AIM: Spot each line in the records below where the word "ylabel" occurs, then copy it.
--*--
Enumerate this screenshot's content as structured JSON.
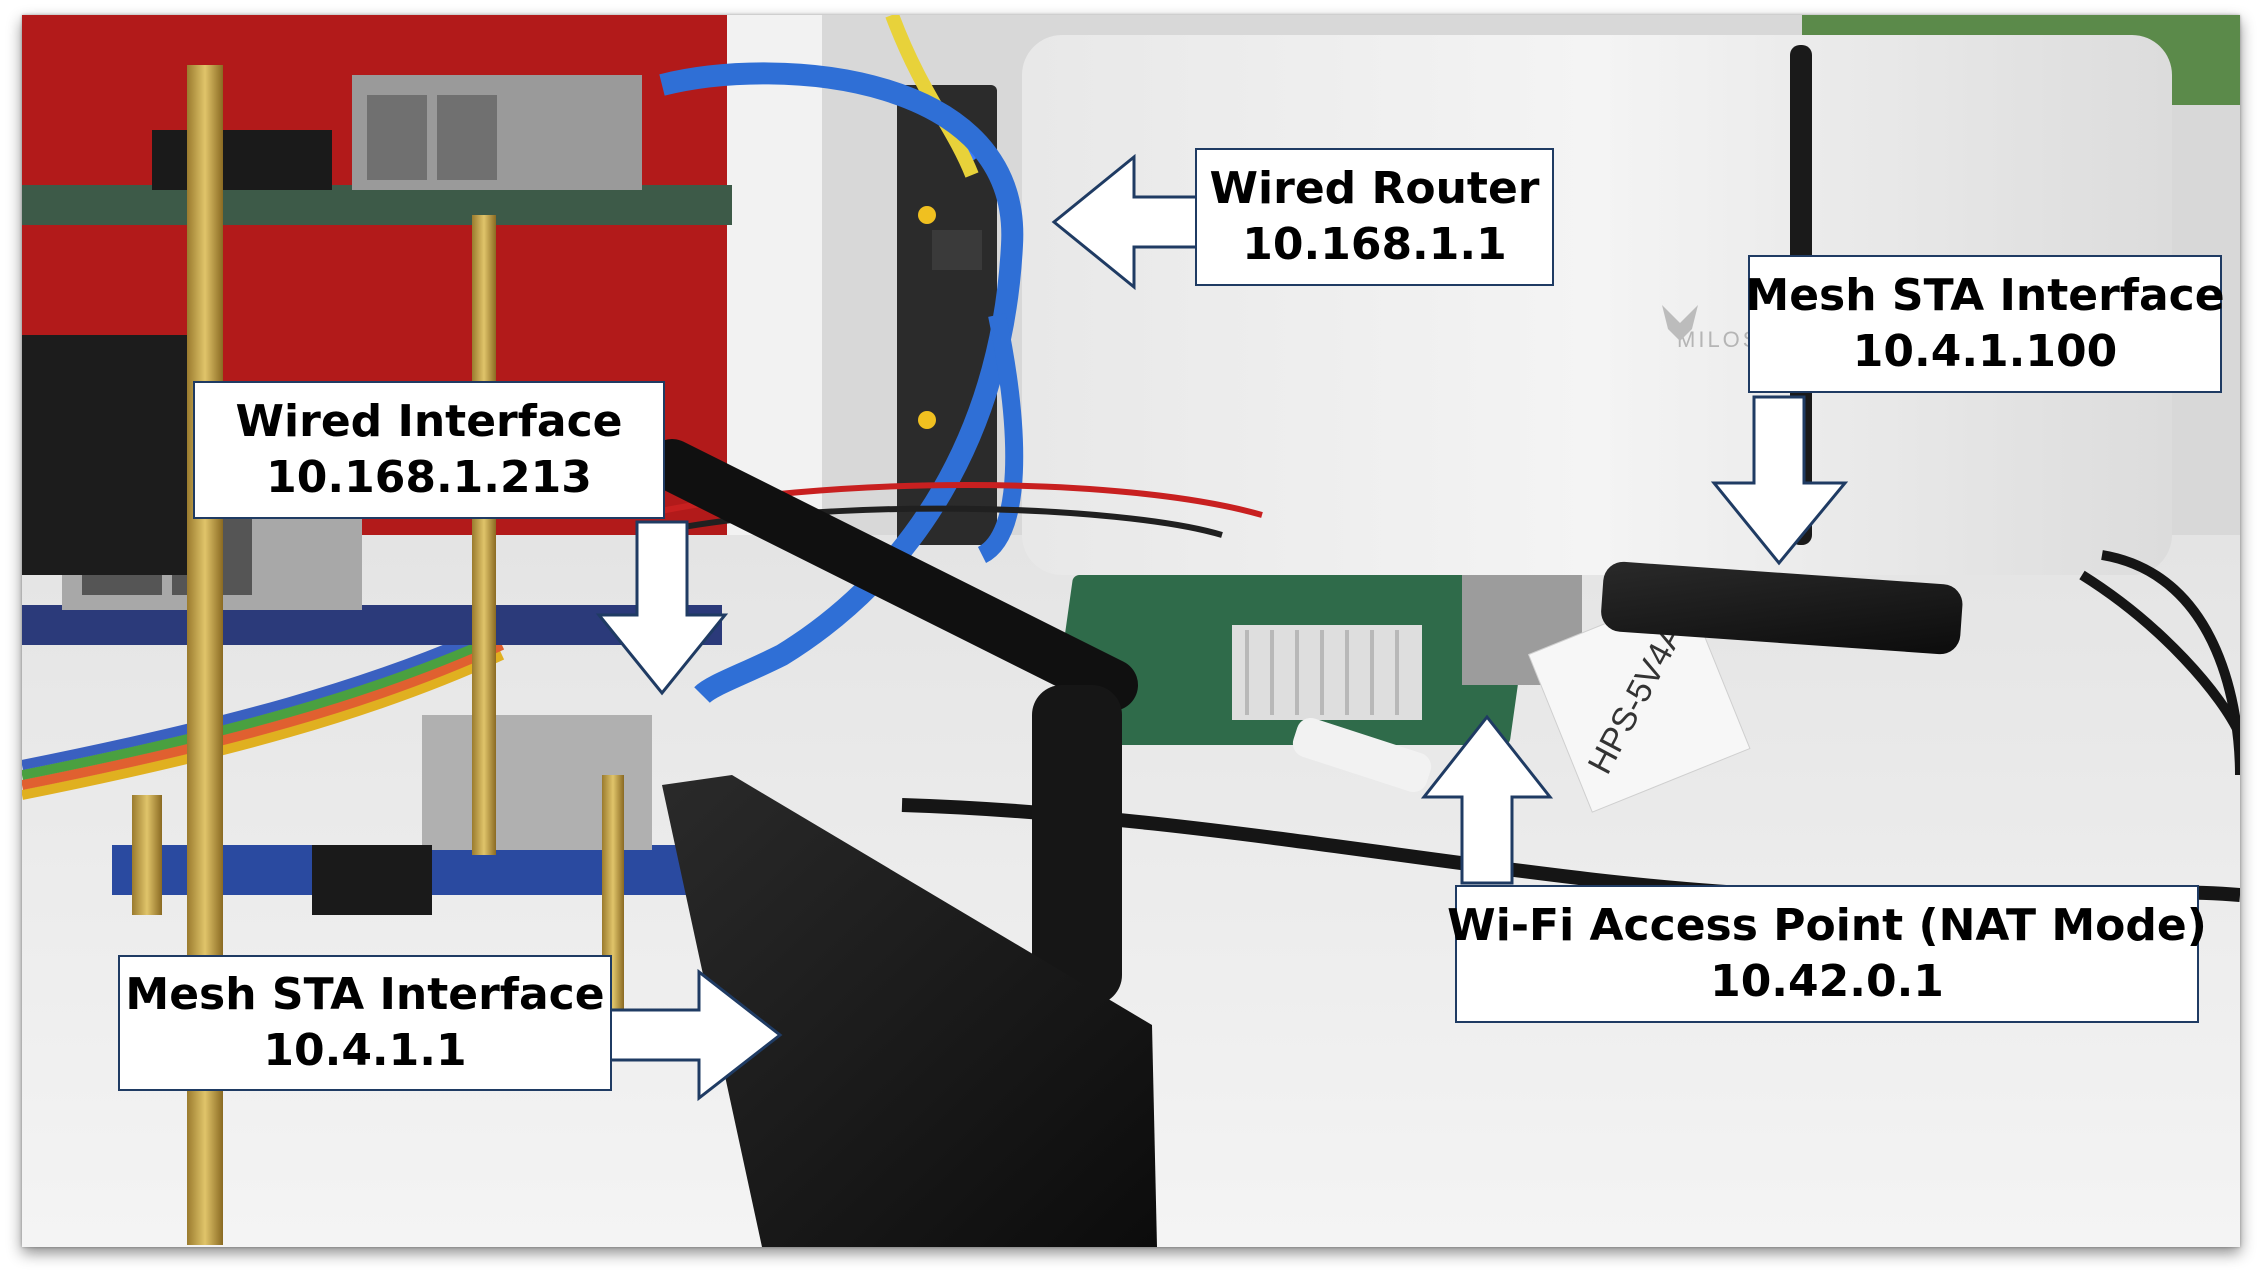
{
  "annotations": {
    "wired_router": {
      "title": "Wired Router",
      "ip": "10.168.1.1"
    },
    "wired_interface": {
      "title": "Wired Interface",
      "ip": "10.168.1.213"
    },
    "mesh_sta_left": {
      "title": "Mesh STA Interface",
      "ip": "10.4.1.1"
    },
    "mesh_sta_right": {
      "title": "Mesh STA Interface",
      "ip": "10.4.1.100"
    },
    "wifi_ap": {
      "title": "Wi-Fi Access Point (NAT Mode)",
      "ip": "10.42.0.1"
    }
  },
  "photo": {
    "tag_text": "HPS-5V4A",
    "router_logo_text": "MILOS"
  },
  "colors": {
    "label_border": "#1f3b63",
    "arrow_stroke": "#1f3b63",
    "ethernet_cable": "#2f6fd6",
    "wall_red": "#b21a1a",
    "desk_white": "#eeeeee"
  }
}
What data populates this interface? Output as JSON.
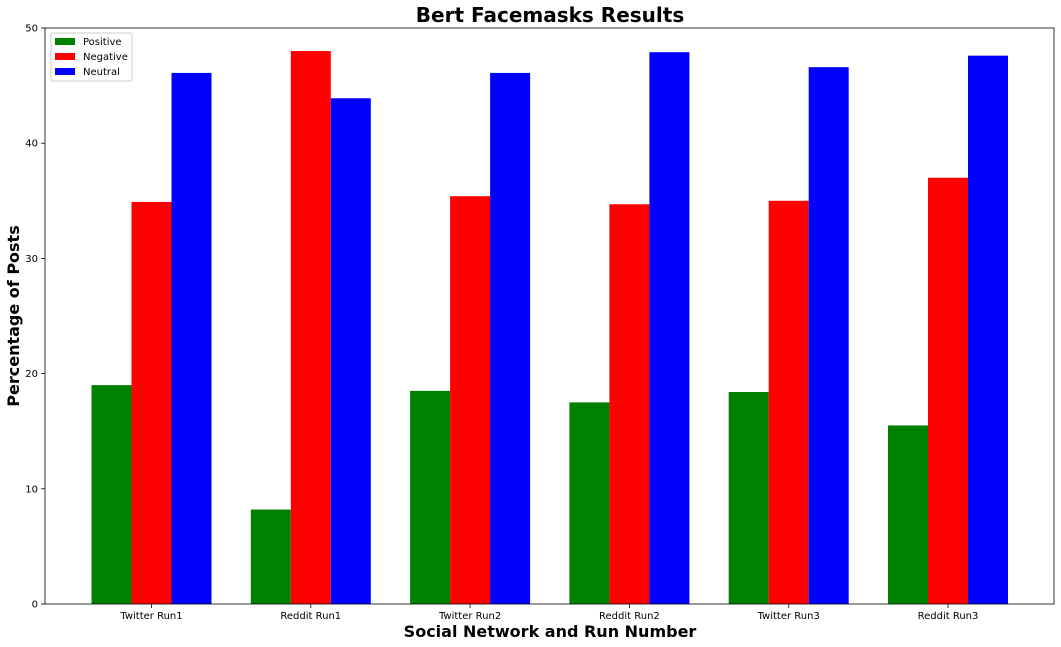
{
  "chart_data": {
    "type": "bar",
    "title": "Bert Facemasks Results",
    "xlabel": "Social Network and Run Number",
    "ylabel": "Percentage of Posts",
    "categories": [
      "Twitter Run1",
      "Reddit Run1",
      "Twitter Run2",
      "Reddit Run2",
      "Twitter Run3",
      "Reddit Run3"
    ],
    "series": [
      {
        "name": "Positive",
        "color": "#008000",
        "values": [
          19.0,
          8.2,
          18.5,
          17.5,
          18.4,
          15.5
        ]
      },
      {
        "name": "Negative",
        "color": "#ff0000",
        "values": [
          34.9,
          48.0,
          35.4,
          34.7,
          35.0,
          37.0
        ]
      },
      {
        "name": "Neutral",
        "color": "#0000ff",
        "values": [
          46.1,
          43.9,
          46.1,
          47.9,
          46.6,
          47.6
        ]
      }
    ],
    "ylim": [
      0,
      50
    ],
    "yticks": [
      0,
      10,
      20,
      30,
      40,
      50
    ],
    "grid": false,
    "legend_position": "top-left"
  }
}
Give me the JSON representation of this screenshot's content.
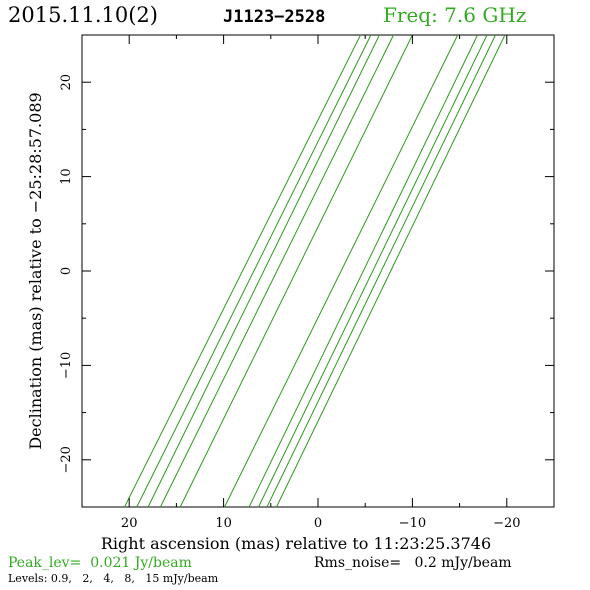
{
  "header": {
    "date": "2015.11.10(2)",
    "source": "J1123−2528",
    "freq": "Freq: 7.6 GHz"
  },
  "footer": {
    "peak": "Peak_lev=  0.021 Jy/beam",
    "rms": "Rms_noise=   0.2 mJy/beam",
    "levels": "Levels: 0.9,   2,   4,   8,   15 mJy/beam"
  },
  "colors": {
    "accent": "#33aa22",
    "contour": "#2e9a1e",
    "text": "#000000"
  },
  "chart_data": {
    "type": "contour",
    "title": "",
    "xlabel": "Right ascension (mas) relative to 11:23:25.3746",
    "ylabel": "Declination (mas) relative to −25:28:57.089",
    "xlim": [
      25,
      -25
    ],
    "ylim": [
      -25,
      25
    ],
    "x_inverted": true,
    "xticks": [
      20,
      10,
      0,
      -10,
      -20
    ],
    "yticks": [
      20,
      10,
      0,
      -10,
      -20
    ],
    "xtick_labels": [
      "20",
      "10",
      "0",
      "−10",
      "−20"
    ],
    "ytick_labels": [
      "20",
      "10",
      "0",
      "−10",
      "−20"
    ],
    "levels_mJy": [
      0.9,
      2,
      4,
      8,
      15
    ],
    "contour_lines": [
      {
        "x": [
          20.5,
          -4.5
        ],
        "y": [
          -25,
          25
        ]
      },
      {
        "x": [
          19.2,
          -5.6
        ],
        "y": [
          -25,
          25
        ]
      },
      {
        "x": [
          18.0,
          -6.5
        ],
        "y": [
          -25,
          25
        ]
      },
      {
        "x": [
          16.7,
          -8.0
        ],
        "y": [
          -25,
          25
        ]
      },
      {
        "x": [
          14.6,
          -10.0
        ],
        "y": [
          -25,
          25
        ]
      },
      {
        "x": [
          9.9,
          -14.8
        ],
        "y": [
          -25,
          25
        ]
      },
      {
        "x": [
          7.3,
          -16.9
        ],
        "y": [
          -25,
          25
        ]
      },
      {
        "x": [
          6.3,
          -17.9
        ],
        "y": [
          -25,
          25
        ]
      },
      {
        "x": [
          5.4,
          -18.8
        ],
        "y": [
          -25,
          25
        ]
      },
      {
        "x": [
          4.4,
          -19.8
        ],
        "y": [
          -25,
          25
        ]
      }
    ]
  }
}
--*--
EXERCISE RESPONSE:
    "ylabel": "Percentage of Posts",
    "ylabel": "Declination (mas) relative to −25:28:57.089",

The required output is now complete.